--- Problem details ---
Pull out each line in the entries below that contains the word "Belgians", and copy those lines as they appear.

___ Provided data ___

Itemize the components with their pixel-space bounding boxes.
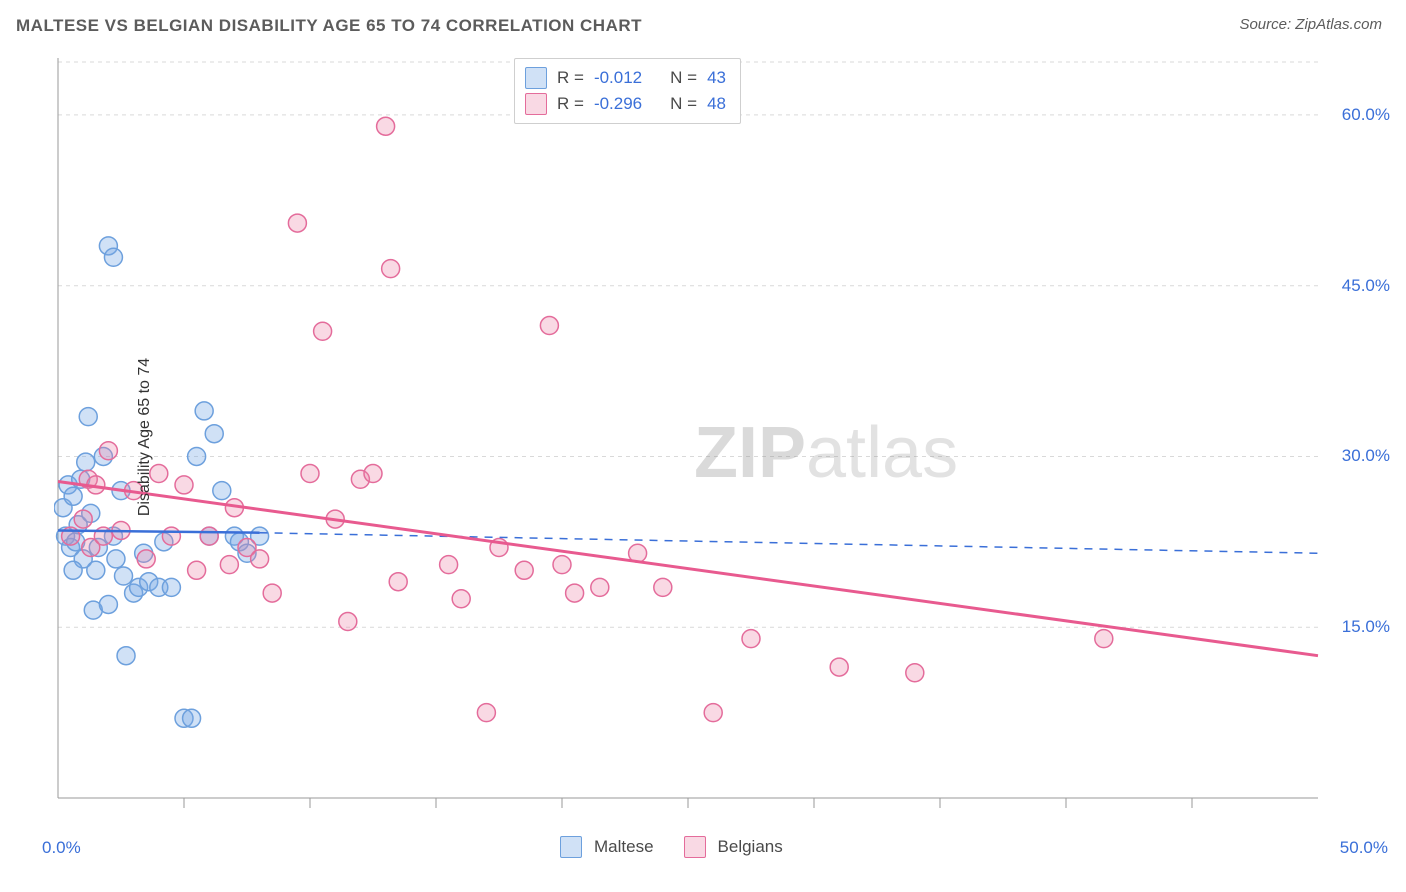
r-label: R = (557, 65, 584, 91)
stat-row: R = -0.012 N = 43 (525, 65, 726, 91)
plot-area: Disability Age 65 to 74 ZIPatlas R = -0.… (54, 52, 1390, 822)
n-label: N = (670, 91, 697, 117)
legend-label: Maltese (594, 837, 654, 857)
r-value: -0.012 (594, 65, 642, 91)
y-tick-label: 45.0% (1342, 276, 1390, 296)
r-label: R = (557, 91, 584, 117)
stat-box: R = -0.012 N = 43 R = -0.296 N = 48 (514, 58, 741, 124)
legend-item: Belgians (684, 836, 783, 858)
swatch-icon (684, 836, 706, 858)
y-tick-label: 15.0% (1342, 617, 1390, 637)
legend-label: Belgians (718, 837, 783, 857)
stat-row: R = -0.296 N = 48 (525, 91, 726, 117)
r-value: -0.296 (594, 91, 642, 117)
n-value: 43 (707, 65, 726, 91)
legend: Maltese Belgians (560, 836, 783, 858)
y-axis-label: Disability Age 65 to 74 (136, 358, 154, 516)
x-tick-label-right: 50.0% (1340, 838, 1388, 858)
y-tick-label: 30.0% (1342, 446, 1390, 466)
swatch-icon (525, 93, 547, 115)
swatch-icon (525, 67, 547, 89)
n-value: 48 (707, 91, 726, 117)
chart-title: MALTESE VS BELGIAN DISABILITY AGE 65 TO … (16, 16, 642, 36)
source-label: Source: ZipAtlas.com (1239, 16, 1382, 33)
n-label: N = (670, 65, 697, 91)
legend-item: Maltese (560, 836, 654, 858)
swatch-icon (560, 836, 582, 858)
scatter-chart (54, 52, 1390, 822)
x-tick-label-left: 0.0% (42, 838, 81, 858)
y-tick-label: 60.0% (1342, 105, 1390, 125)
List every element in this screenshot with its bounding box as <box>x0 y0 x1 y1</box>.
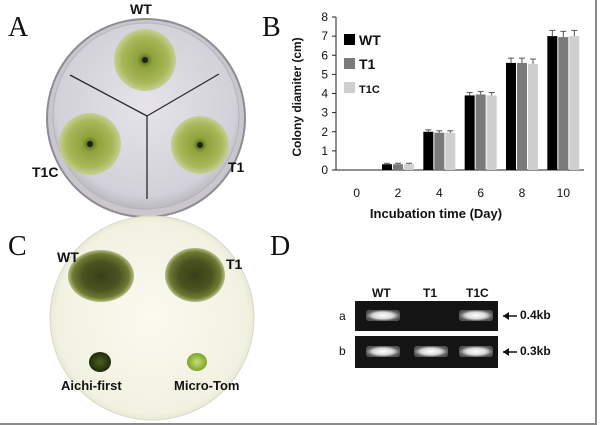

___

--- Finished answer ---
legend-item: Belgians (684, 836, 783, 858)
legend-label: Belgians (718, 837, 783, 857)
legend: Maltese Belgians (560, 836, 783, 858)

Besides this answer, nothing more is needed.